Short exercise → Reproduce every line of the listing verbatim, from the start down to the line containing "template-input[interactable] [336,1382,766,1420]", including that line.

Data supplied →

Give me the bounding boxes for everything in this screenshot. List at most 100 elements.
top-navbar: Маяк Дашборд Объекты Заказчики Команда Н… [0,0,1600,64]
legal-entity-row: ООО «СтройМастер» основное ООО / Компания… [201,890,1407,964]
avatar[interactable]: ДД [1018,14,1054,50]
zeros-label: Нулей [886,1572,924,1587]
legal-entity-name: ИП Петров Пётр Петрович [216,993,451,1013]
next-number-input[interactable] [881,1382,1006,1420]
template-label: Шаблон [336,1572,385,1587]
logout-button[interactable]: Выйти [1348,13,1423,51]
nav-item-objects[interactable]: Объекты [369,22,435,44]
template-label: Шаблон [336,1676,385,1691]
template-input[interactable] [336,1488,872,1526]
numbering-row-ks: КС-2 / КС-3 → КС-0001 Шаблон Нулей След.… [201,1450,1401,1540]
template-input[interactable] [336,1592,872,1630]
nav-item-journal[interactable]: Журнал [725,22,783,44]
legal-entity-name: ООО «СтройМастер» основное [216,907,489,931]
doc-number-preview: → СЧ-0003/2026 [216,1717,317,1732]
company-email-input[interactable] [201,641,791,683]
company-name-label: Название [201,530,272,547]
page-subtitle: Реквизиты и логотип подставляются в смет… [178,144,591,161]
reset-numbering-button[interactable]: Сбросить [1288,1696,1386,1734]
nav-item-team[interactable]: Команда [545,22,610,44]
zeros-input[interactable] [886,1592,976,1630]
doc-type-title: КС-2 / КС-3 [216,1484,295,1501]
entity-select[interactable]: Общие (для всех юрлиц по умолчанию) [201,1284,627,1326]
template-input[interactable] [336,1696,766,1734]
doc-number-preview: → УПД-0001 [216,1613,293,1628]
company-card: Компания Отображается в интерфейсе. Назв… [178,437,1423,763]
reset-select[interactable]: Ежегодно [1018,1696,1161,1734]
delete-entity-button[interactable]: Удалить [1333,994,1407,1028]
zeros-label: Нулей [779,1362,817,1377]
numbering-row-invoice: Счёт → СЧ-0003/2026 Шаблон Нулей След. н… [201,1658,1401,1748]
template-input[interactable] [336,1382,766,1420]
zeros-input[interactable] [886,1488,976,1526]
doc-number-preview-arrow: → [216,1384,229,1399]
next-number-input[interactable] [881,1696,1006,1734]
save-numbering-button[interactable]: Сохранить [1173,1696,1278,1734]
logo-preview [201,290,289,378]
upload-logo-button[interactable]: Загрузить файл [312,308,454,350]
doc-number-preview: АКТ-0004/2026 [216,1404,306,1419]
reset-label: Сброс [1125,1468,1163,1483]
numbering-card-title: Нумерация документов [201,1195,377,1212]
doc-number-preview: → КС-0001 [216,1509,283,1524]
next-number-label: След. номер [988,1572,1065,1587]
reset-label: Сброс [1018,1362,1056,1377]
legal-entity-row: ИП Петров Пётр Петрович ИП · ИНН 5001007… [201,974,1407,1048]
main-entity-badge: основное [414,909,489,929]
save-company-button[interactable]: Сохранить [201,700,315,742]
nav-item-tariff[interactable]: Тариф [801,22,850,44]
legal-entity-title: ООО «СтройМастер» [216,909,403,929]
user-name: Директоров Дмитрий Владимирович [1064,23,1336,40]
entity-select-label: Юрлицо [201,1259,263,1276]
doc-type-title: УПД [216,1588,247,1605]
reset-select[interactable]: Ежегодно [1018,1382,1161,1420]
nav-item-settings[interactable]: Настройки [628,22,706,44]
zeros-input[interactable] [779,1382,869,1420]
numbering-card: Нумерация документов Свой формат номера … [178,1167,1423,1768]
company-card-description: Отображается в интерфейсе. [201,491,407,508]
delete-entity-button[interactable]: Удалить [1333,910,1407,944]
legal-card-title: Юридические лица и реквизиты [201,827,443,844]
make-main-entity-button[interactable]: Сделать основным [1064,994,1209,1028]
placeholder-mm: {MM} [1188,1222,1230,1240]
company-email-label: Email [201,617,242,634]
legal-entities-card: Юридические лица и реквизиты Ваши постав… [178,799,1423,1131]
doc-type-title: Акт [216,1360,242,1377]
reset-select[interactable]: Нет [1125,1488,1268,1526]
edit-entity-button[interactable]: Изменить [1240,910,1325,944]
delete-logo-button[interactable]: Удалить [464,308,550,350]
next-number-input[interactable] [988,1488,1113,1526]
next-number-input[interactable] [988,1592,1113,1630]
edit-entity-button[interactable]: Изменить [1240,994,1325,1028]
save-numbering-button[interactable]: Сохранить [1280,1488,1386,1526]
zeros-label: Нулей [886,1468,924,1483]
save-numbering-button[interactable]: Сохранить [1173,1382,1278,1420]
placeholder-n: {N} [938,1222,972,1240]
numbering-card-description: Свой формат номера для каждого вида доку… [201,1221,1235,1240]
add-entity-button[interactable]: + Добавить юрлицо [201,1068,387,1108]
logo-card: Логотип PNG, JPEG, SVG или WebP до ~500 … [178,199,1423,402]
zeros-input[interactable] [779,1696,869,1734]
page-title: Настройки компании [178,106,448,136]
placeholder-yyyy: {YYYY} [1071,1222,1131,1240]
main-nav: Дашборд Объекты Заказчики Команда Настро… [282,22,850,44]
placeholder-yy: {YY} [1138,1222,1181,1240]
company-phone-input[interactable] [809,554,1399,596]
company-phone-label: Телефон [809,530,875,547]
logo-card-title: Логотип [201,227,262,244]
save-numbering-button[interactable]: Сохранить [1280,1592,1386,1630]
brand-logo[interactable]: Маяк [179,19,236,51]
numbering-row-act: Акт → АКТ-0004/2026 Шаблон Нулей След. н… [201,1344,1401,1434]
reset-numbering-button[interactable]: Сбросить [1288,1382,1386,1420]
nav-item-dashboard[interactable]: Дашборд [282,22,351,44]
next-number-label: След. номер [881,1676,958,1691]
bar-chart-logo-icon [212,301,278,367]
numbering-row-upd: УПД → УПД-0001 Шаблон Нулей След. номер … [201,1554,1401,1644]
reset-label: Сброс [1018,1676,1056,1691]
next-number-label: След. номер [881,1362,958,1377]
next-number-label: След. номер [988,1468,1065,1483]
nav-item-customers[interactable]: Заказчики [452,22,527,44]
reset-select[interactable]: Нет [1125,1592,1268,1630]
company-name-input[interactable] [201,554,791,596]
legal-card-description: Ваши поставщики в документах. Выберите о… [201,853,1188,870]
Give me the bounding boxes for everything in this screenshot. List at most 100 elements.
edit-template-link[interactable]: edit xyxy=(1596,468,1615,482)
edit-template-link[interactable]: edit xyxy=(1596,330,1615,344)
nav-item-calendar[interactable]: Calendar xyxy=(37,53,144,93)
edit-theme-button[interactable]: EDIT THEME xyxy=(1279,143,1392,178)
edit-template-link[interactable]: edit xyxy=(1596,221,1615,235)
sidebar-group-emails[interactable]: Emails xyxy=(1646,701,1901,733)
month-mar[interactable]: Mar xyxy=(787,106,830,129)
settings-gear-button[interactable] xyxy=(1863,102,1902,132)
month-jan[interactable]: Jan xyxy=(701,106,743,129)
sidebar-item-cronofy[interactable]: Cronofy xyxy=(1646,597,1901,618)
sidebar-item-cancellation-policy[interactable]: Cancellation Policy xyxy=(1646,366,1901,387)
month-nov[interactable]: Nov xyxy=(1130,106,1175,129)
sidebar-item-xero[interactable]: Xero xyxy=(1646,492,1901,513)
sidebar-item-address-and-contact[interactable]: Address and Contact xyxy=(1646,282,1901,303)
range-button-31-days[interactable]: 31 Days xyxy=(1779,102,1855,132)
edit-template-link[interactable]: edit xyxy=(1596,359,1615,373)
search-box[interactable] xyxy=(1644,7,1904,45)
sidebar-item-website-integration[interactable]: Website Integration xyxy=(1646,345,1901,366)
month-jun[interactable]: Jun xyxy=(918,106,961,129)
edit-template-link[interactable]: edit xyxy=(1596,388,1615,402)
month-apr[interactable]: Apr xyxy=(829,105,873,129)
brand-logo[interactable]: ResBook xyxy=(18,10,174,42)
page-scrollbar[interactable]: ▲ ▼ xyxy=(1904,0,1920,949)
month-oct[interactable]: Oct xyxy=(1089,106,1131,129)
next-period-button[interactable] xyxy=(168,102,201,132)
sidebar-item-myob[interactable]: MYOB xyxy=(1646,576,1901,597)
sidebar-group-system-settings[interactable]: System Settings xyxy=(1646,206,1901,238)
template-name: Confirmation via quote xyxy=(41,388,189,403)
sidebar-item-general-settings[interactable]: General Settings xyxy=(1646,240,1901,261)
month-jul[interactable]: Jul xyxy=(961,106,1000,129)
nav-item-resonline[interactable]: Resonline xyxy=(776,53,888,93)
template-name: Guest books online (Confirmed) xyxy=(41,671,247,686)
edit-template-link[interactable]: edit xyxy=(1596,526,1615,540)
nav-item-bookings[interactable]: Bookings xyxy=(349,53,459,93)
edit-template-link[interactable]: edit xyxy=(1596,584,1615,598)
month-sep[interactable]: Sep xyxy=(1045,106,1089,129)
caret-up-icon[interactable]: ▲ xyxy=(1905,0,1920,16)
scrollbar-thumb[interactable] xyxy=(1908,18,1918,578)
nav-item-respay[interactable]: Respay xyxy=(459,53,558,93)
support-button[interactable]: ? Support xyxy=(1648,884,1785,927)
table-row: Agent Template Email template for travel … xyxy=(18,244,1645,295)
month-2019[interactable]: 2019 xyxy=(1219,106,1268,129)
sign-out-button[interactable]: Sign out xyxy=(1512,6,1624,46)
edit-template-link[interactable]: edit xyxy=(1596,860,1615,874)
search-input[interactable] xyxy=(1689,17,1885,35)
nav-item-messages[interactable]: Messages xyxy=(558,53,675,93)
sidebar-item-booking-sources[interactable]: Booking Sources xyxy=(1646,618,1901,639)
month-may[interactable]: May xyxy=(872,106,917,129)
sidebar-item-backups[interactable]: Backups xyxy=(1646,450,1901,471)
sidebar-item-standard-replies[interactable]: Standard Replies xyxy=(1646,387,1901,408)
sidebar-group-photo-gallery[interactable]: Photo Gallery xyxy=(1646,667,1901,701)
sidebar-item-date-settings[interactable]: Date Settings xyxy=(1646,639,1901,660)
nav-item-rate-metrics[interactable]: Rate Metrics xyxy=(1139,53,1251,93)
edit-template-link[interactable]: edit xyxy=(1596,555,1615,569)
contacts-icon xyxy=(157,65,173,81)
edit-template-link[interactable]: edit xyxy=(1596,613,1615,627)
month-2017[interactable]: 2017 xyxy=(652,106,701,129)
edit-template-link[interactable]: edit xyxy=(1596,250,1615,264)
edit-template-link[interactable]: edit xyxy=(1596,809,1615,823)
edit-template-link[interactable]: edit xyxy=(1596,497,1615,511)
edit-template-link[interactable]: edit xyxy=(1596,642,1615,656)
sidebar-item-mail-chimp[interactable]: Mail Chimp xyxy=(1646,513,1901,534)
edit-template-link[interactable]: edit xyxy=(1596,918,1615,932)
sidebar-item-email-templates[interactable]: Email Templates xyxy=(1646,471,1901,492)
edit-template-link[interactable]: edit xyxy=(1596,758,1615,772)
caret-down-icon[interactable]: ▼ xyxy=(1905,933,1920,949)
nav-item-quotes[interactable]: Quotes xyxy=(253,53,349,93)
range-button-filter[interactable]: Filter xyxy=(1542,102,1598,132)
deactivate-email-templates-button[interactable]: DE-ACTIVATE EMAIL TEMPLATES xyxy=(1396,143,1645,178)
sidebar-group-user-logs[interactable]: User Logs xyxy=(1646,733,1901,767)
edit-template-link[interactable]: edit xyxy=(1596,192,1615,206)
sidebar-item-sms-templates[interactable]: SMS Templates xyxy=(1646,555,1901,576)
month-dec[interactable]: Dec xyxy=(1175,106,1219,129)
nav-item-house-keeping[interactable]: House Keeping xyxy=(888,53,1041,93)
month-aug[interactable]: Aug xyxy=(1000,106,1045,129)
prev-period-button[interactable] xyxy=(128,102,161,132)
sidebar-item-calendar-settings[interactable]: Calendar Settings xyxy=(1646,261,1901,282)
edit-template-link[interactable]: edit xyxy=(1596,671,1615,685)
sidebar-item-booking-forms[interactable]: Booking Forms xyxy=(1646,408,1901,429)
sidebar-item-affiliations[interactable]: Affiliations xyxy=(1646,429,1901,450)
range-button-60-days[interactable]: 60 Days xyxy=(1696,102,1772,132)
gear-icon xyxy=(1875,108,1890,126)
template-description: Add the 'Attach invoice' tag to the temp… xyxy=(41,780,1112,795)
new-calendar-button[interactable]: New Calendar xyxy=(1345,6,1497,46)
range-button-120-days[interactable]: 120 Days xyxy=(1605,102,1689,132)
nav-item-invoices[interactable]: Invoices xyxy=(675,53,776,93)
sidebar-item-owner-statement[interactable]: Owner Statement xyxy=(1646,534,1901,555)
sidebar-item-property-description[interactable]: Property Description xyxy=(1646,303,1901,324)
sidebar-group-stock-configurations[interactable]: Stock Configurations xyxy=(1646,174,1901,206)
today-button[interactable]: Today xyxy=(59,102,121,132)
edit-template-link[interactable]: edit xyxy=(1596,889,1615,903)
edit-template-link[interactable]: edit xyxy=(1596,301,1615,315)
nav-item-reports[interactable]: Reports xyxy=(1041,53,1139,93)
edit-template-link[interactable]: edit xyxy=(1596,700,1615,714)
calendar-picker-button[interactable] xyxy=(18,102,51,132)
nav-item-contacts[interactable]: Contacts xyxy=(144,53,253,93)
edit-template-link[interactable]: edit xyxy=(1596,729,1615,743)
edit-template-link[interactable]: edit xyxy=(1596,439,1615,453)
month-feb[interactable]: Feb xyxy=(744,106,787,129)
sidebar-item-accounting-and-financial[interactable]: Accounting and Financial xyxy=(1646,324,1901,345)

Response to this task →
Give me the bounding boxes for everything in this screenshot. List at most 100 elements.
top-navbar: Маяк Дашборд Объекты Заказчики Команда Н… [0,0,1600,64]
legal-entity-row: ООО «СтройМастер» основное ООО / Компания… [201,890,1407,964]
avatar[interactable]: ДД [1018,14,1054,50]
zeros-label: Нулей [886,1572,924,1587]
legal-entity-name: ИП Петров Пётр Петрович [216,993,451,1013]
next-number-input[interactable] [881,1382,1006,1420]
template-label: Шаблон [336,1572,385,1587]
logout-button[interactable]: Выйти [1348,13,1423,51]
nav-item-objects[interactable]: Объекты [369,22,435,44]
template-label: Шаблон [336,1676,385,1691]
template-input[interactable] [336,1488,872,1526]
numbering-row-ks: КС-2 / КС-3 → КС-0001 Шаблон Нулей След.… [201,1450,1401,1540]
template-input[interactable] [336,1592,872,1630]
nav-item-journal[interactable]: Журнал [725,22,783,44]
legal-entity-name: ООО «СтройМастер» основное [216,907,489,931]
doc-number-preview: → СЧ-0003/2026 [216,1717,317,1732]
company-email-input[interactable] [201,641,791,683]
company-name-label: Название [201,530,272,547]
page-subtitle: Реквизиты и логотип подставляются в смет… [178,144,591,161]
reset-numbering-button[interactable]: Сбросить [1288,1696,1386,1734]
nav-item-team[interactable]: Команда [545,22,610,44]
zeros-input[interactable] [886,1592,976,1630]
doc-type-title: КС-2 / КС-3 [216,1484,295,1501]
entity-select[interactable]: Общие (для всех юрлиц по умолчанию) [201,1284,627,1326]
template-input[interactable] [336,1696,766,1734]
doc-number-preview: → УПД-0001 [216,1613,293,1628]
company-card: Компания Отображается в интерфейсе. Назв… [178,437,1423,763]
reset-select[interactable]: Ежегодно [1018,1696,1161,1734]
delete-entity-button[interactable]: Удалить [1333,994,1407,1028]
zeros-label: Нулей [779,1362,817,1377]
numbering-row-invoice: Счёт → СЧ-0003/2026 Шаблон Нулей След. н… [201,1658,1401,1748]
template-input[interactable] [336,1382,766,1420]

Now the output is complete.